> _Data to process_
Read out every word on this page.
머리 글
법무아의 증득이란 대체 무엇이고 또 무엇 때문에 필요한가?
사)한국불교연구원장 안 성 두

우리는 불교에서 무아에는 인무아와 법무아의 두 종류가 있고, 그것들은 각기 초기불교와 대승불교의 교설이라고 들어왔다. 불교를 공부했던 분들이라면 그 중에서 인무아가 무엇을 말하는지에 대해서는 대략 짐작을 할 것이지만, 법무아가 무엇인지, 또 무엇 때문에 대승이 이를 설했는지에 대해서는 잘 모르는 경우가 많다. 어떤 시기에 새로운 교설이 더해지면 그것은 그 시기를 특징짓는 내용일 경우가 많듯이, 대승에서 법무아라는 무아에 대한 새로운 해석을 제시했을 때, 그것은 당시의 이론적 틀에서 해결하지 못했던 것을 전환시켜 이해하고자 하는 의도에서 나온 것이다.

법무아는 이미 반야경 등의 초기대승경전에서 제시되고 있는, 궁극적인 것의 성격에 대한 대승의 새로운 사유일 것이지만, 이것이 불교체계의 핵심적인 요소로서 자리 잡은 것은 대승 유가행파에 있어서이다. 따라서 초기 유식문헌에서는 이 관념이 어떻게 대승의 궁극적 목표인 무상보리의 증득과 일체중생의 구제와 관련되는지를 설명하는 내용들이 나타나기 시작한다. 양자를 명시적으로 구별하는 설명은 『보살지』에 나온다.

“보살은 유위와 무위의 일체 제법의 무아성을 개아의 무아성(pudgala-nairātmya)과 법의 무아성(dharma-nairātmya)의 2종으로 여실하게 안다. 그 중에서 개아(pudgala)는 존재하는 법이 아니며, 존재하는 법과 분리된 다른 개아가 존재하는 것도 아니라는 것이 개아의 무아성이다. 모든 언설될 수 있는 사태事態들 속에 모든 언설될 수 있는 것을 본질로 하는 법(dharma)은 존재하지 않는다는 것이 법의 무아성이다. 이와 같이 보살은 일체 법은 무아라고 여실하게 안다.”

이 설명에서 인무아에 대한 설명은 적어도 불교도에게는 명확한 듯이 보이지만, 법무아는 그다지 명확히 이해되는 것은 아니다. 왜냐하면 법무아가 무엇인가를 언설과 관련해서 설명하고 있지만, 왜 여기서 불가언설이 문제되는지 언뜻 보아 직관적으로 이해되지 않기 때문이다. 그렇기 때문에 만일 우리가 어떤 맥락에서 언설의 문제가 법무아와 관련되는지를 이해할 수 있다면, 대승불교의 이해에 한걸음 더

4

> _Prompt_
Write out the entries above word for word.

> _Problem solution_
Read out every word on this page.
머리 글
법무아의 증득이란 대체 무엇이고 또 무엇 때문에 필요한가?
사)한국불교연구원장 안 성 두

우리는 불교에서 무아에는 인무아와 법무아의 두 종류가 있고, 그것들은 각기 초기불교와 대승불교의 교설이라고 들어왔다. 불교를 공부했던 분들이라면 그 중에서 인무아가 무엇을 말하는지에 대해서는 대략 짐작을 할 것이지만, 법무아가 무엇인지, 또 무엇 때문에 대승이 이를 설했는지에 대해서는 잘 모르는 경우가 많다. 어떤 시기에 새로운 교설이 더해지면 그것은 그 시기를 특징짓는 내용일 경우가 많듯이, 대승에서 법무아라는 무아에 대한 새로운 해석을 제시했을 때, 그것은 당시의 이론적 틀에서 해결하지 못했던 것을 전환시켜 이해하고자 하는 의도에서 나온 것이다.

법무아는 이미 반야경 등의 초기대승경전에서 제시되고 있는, 궁극적인 것의 성격에 대한 대승의 새로운 사유일 것이지만, 이것이 불교체계의 핵심적인 요소로서 자리 잡은 것은 대승 유가행파에 있어서이다. 따라서 초기 유식문헌에서는 이 관념이 어떻게 대승의 궁극적 목표인 무상보리의 증득과 일체중생의 구제와 관련되는지를 설명하는 내용들이 나타나기 시작한다. 양자를 명시적으로 구별하는 설명은 『보살지』에 나온다.

“보살은 유위와 무위의 일체 제법의 무아성을 개아의 무아성(pudgala-nairātmya)과 법의 무아성(dharma-nairātmya)의 2종으로 여실하게 안다. 그 중에서 개아(pudgala)는 존재하는 법이 아니며, 존재하는 법과 분리된 다른 개아가 존재하는 것도 아니라는 것이 개아의 무아성이다. 모든 언설될 수 있는 사태事態들 속에 모든 언설될 수 있는 것을 본질로 하는 법(dharma)은 존재하지 않는다는 것이 법의 무아성이다. 이와 같이 보살은 일체 법은 무아라고 여실하게 안다.”

이 설명에서 인무아에 대한 설명은 적어도 불교도에게는 명확한 듯이 보이지만, 법무아는 그다지 명확히 이해되는 것은 아니다. 왜냐하면 법무아가 무엇인가를 언설과 관련해서 설명하고 있지만, 왜 여기서 불가언설이 문제되는지 언뜻 보아 직관적으로 이해되지 않기 때문이다. 그렇기 때문에 만일 우리가 어떤 맥락에서 언설의 문제가 법무아와 관련되는지를 이해할 수 있다면, 대승불교의 이해에 한걸음 더

4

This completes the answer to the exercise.